§ WHAT IS BEING ASKED
What follows is a set of records; restate each one word for word and drop the pictures.

(Stored data)
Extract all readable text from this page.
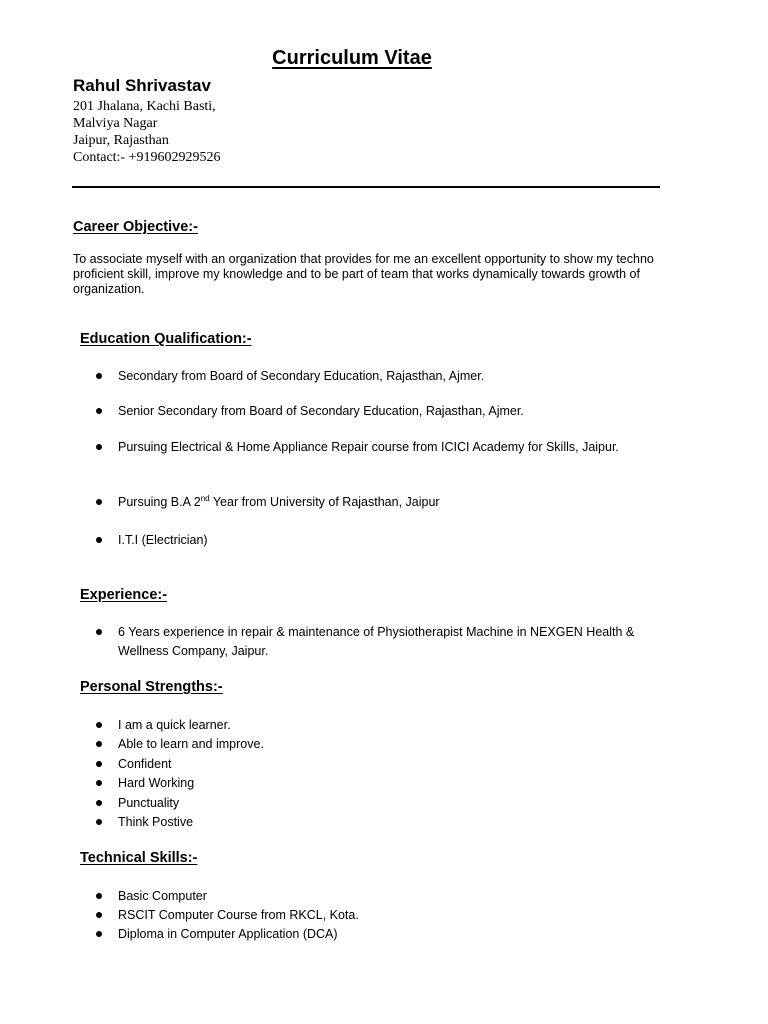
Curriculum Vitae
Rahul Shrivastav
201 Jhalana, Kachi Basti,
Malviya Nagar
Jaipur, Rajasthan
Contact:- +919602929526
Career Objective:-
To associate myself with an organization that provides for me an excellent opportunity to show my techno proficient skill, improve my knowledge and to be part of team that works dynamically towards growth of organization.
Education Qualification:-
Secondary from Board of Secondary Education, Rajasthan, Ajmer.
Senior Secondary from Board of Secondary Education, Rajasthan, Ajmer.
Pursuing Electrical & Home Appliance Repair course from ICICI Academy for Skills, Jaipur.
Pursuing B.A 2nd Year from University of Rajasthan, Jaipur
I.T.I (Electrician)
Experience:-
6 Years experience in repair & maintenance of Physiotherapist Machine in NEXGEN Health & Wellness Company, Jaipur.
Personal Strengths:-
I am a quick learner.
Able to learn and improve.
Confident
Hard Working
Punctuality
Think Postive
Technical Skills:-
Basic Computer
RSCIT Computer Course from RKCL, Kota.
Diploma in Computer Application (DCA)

§ FINISHED TASK
Extract all readable text from this page.
Curriculum Vitae
Rahul Shrivastav
201 Jhalana, Kachi Basti,
Malviya Nagar
Jaipur, Rajasthan
Contact:- +919602929526
Career Objective:-
To associate myself with an organization that provides for me an excellent opportunity to show my techno proficient skill, improve my knowledge and to be part of team that works dynamically towards growth of organization.
Education Qualification:-
Secondary from Board of Secondary Education, Rajasthan, Ajmer.
Senior Secondary from Board of Secondary Education, Rajasthan, Ajmer.
Pursuing Electrical & Home Appliance Repair course from ICICI Academy for Skills, Jaipur.
Pursuing B.A 2nd Year from University of Rajasthan, Jaipur
I.T.I (Electrician)
Experience:-
6 Years experience in repair & maintenance of Physiotherapist Machine in NEXGEN Health & Wellness Company, Jaipur.
Personal Strengths:-
I am a quick learner.
Able to learn and improve.
Confident
Hard Working
Punctuality
Think Postive
Technical Skills:-
Basic Computer
RSCIT Computer Course from RKCL, Kota.
Diploma in Computer Application (DCA)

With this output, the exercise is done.